Aim |
Report how many lines in the records hold the string "property"; give the number and nothing else.

===

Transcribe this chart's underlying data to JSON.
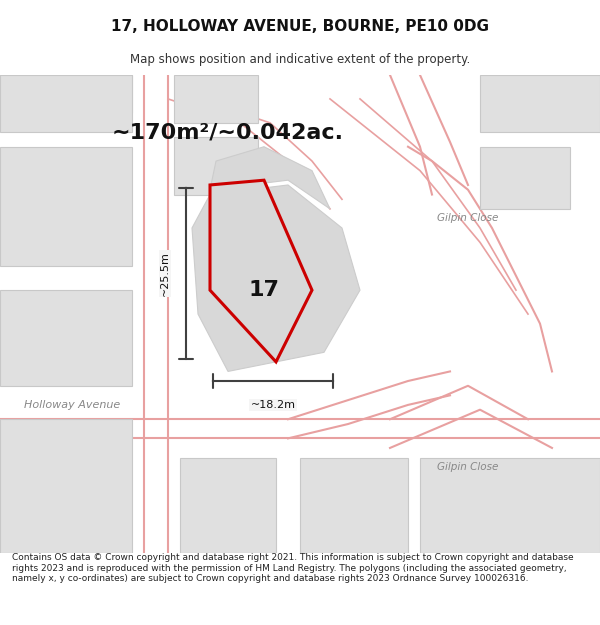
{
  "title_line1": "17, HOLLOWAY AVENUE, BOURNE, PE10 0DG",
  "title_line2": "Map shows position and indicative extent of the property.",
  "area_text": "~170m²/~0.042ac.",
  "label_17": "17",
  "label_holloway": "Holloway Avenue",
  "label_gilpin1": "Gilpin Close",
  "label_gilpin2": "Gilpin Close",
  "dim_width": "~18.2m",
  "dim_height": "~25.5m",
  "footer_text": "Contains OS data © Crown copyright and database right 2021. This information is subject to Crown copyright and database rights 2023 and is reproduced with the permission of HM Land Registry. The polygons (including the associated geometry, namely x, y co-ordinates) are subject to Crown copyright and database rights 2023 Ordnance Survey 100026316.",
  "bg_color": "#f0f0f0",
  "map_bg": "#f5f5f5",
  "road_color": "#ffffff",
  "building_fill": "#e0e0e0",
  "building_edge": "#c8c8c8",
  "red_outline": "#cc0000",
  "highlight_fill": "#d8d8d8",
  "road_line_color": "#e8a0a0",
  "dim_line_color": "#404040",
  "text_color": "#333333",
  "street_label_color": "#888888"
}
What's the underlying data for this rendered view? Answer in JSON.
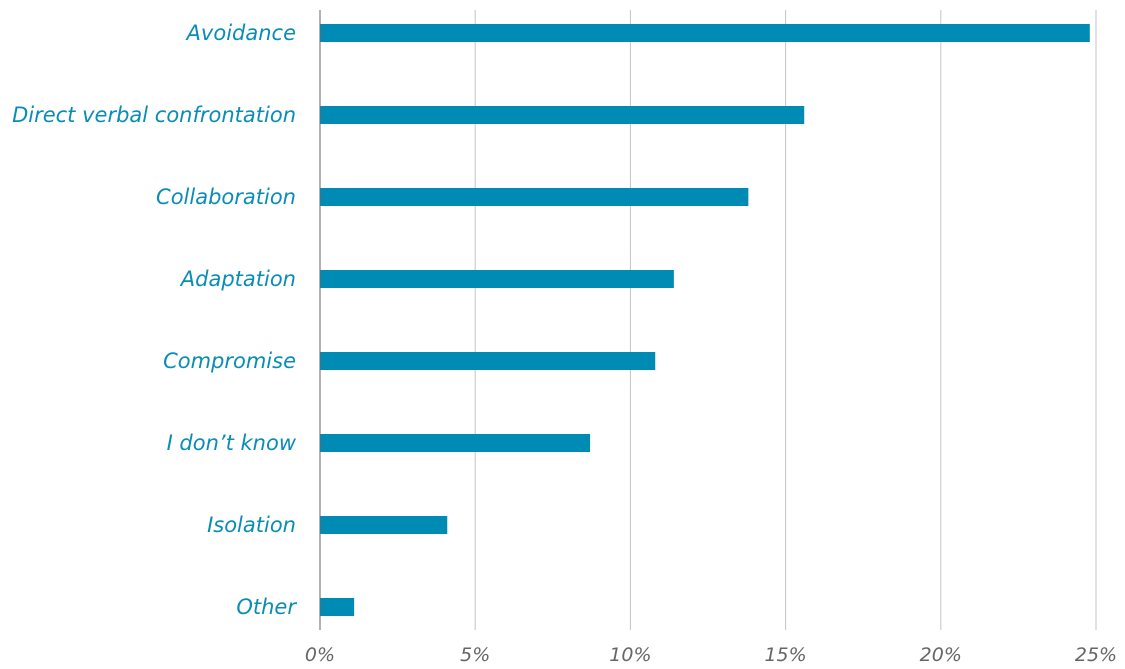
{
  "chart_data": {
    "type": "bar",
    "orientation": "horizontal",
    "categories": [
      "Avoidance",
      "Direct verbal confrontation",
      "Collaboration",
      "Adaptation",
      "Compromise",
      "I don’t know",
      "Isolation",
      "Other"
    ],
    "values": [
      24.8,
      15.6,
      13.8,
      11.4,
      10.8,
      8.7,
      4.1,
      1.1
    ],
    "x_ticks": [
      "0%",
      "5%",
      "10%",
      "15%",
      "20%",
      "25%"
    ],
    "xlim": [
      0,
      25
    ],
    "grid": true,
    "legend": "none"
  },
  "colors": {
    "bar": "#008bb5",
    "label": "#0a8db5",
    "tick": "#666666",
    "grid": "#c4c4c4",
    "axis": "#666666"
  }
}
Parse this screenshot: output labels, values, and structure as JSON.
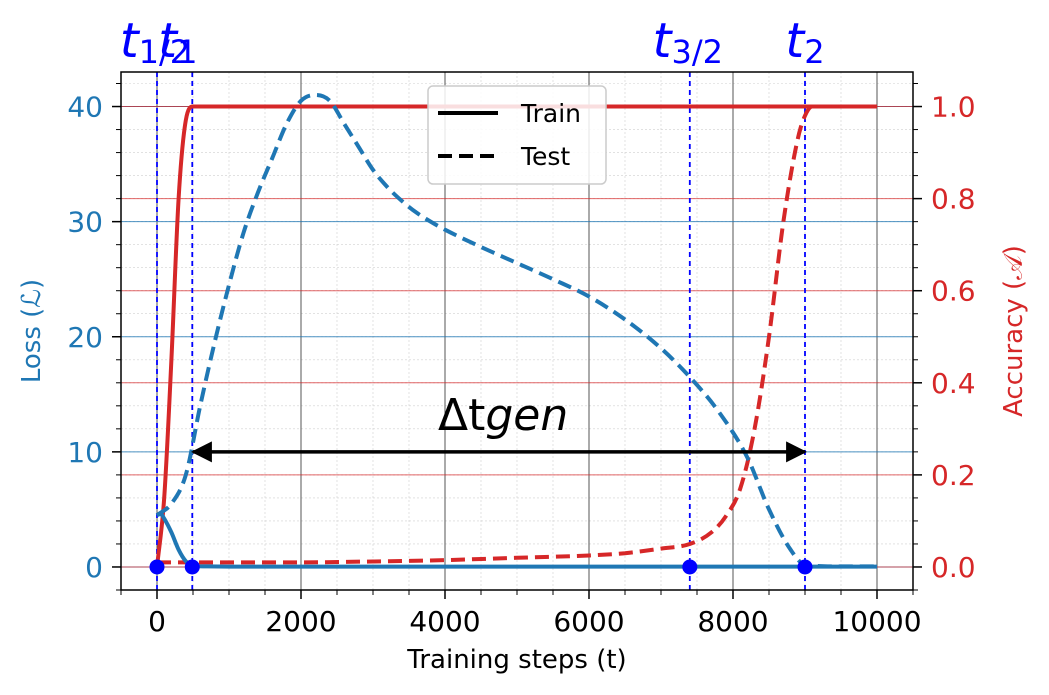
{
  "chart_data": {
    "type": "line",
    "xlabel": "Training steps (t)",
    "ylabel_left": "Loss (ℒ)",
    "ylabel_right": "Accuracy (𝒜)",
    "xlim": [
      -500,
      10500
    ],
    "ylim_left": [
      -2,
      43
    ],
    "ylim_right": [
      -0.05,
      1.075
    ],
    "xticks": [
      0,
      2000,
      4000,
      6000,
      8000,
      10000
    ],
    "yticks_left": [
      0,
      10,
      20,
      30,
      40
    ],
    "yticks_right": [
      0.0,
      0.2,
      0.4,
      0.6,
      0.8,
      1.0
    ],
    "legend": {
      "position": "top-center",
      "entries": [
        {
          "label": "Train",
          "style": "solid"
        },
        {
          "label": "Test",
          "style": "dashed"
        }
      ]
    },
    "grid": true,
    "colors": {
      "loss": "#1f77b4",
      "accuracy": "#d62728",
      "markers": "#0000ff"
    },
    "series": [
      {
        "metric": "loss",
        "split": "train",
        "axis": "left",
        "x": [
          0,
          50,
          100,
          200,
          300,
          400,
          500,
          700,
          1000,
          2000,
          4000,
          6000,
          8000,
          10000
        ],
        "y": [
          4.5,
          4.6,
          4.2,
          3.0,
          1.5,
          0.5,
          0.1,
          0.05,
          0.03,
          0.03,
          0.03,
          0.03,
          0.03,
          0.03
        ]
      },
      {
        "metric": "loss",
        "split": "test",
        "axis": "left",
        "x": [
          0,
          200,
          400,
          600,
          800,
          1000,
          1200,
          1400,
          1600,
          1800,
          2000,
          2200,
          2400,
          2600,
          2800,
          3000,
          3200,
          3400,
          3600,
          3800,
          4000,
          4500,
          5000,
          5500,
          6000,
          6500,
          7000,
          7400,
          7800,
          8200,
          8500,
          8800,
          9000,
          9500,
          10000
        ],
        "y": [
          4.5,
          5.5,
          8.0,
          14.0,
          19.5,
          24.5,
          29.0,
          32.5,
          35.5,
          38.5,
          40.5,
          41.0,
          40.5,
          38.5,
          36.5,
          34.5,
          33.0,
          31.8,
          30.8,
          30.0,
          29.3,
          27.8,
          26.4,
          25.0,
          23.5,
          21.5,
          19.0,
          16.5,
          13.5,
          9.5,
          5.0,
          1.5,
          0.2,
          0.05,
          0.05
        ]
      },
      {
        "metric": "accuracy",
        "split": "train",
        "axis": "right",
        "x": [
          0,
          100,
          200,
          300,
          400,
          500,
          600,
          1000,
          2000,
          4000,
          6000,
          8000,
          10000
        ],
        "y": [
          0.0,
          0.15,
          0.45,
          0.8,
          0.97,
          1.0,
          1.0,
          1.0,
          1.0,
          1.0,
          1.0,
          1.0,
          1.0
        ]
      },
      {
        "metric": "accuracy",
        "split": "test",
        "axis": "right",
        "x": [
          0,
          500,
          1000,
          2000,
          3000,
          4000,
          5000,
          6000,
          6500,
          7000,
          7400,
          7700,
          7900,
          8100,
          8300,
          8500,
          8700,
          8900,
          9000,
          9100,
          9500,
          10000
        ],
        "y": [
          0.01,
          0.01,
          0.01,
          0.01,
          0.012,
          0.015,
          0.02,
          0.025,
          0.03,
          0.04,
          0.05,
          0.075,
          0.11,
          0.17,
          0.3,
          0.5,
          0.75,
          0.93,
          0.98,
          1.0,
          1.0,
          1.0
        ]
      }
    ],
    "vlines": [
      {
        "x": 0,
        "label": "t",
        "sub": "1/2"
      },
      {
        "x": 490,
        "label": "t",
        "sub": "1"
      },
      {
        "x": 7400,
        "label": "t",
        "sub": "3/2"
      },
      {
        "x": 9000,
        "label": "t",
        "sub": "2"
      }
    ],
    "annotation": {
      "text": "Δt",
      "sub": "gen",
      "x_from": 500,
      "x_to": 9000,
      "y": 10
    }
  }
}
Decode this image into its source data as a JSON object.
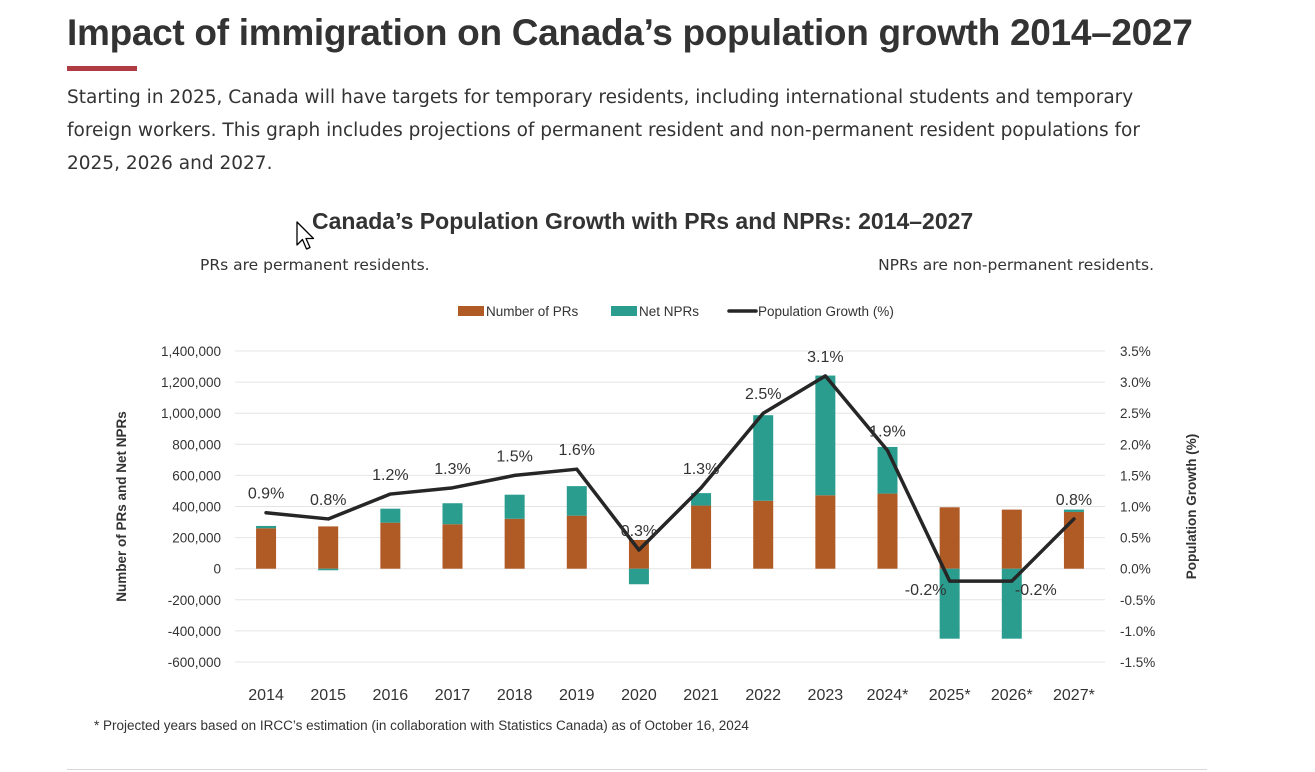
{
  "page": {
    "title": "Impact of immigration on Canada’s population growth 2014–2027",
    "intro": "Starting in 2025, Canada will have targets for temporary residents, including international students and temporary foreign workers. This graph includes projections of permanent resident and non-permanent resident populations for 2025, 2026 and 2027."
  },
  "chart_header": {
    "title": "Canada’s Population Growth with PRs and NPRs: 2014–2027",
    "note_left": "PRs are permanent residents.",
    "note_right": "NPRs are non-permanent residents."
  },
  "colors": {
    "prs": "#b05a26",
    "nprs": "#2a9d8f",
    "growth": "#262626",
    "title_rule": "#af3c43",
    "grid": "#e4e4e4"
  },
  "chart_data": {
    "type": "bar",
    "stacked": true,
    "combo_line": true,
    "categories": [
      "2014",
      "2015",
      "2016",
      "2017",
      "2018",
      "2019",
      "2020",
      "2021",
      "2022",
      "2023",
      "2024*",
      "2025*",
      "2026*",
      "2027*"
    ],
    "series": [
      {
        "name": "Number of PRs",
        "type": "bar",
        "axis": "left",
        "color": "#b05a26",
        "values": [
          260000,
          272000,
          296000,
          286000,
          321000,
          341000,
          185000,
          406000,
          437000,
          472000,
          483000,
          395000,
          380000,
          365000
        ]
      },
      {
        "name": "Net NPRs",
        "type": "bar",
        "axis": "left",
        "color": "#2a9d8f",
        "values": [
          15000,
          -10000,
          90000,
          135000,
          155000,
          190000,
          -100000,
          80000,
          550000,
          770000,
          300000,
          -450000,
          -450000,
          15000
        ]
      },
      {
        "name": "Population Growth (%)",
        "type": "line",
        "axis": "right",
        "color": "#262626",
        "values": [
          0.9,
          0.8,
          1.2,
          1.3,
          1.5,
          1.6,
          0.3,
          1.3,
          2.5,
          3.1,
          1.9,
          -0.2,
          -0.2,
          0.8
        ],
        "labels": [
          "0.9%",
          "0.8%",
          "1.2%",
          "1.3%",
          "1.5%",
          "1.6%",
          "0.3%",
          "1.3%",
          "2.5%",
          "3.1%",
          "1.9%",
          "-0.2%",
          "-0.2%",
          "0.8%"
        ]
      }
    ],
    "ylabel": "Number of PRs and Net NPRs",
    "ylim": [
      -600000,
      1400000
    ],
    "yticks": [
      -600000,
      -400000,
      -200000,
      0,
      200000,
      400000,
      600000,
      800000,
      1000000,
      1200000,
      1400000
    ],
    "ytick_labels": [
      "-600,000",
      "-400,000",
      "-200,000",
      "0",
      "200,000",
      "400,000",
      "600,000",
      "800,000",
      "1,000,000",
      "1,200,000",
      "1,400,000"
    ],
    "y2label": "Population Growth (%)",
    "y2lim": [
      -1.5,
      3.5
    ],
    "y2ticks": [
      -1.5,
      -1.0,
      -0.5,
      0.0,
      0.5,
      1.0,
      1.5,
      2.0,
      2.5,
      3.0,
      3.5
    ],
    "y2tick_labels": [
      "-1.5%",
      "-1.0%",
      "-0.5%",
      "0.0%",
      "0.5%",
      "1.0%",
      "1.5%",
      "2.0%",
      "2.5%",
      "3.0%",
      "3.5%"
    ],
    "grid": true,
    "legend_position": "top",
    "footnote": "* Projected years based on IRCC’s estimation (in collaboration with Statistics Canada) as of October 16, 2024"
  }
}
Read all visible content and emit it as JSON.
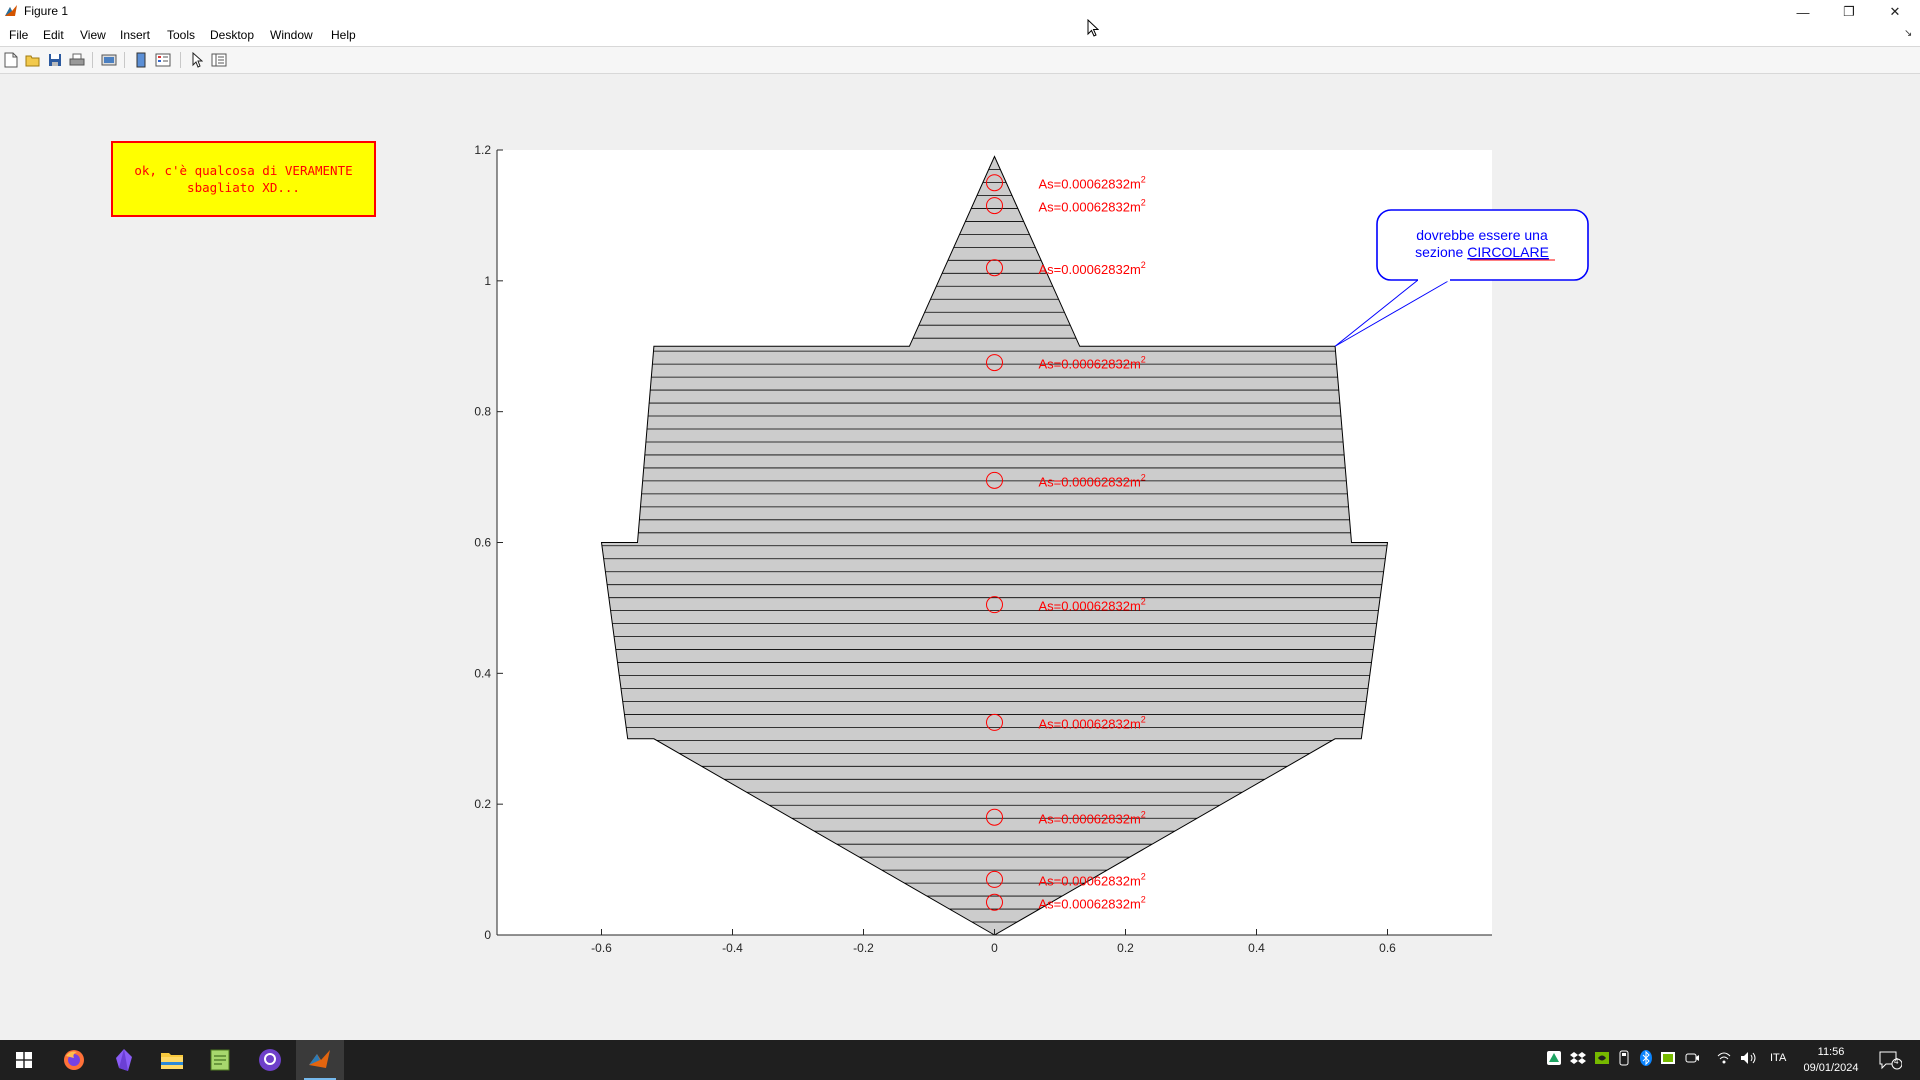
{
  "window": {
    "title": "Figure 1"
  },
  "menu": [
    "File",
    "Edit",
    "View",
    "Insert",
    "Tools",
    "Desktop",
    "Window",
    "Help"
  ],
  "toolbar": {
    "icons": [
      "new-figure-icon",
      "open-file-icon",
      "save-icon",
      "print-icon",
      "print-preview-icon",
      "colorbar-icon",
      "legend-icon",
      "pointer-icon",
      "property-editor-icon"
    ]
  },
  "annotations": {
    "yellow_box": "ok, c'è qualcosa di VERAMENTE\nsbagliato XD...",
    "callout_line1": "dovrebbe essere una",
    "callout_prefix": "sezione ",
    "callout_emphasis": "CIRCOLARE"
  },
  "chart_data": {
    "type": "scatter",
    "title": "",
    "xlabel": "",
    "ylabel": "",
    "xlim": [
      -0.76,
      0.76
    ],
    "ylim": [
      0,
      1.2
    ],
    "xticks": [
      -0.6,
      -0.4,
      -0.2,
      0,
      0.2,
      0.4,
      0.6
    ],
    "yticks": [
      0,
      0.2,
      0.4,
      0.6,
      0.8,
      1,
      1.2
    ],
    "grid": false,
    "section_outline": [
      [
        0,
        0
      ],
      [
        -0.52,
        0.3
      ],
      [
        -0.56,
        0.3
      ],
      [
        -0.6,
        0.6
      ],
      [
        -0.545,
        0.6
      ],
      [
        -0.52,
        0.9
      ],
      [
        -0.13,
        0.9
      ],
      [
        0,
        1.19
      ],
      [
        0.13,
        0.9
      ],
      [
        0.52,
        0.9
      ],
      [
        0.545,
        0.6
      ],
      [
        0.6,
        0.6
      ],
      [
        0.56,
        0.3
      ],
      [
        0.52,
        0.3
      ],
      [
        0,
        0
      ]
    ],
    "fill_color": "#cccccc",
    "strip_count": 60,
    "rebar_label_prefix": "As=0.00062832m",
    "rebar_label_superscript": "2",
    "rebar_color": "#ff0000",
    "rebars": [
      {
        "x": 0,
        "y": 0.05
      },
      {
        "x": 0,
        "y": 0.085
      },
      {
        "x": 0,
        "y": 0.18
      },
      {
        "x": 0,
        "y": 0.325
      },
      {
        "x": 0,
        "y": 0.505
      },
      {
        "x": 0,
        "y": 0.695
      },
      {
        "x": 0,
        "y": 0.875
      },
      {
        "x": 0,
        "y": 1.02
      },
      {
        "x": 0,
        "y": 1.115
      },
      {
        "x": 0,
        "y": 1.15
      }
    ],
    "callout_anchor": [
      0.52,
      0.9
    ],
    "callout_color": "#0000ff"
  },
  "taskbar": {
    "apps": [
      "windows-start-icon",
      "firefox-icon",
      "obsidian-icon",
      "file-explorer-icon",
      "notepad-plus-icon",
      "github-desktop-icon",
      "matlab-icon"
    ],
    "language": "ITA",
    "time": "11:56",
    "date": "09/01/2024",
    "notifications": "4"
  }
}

===

Answer for the task |
2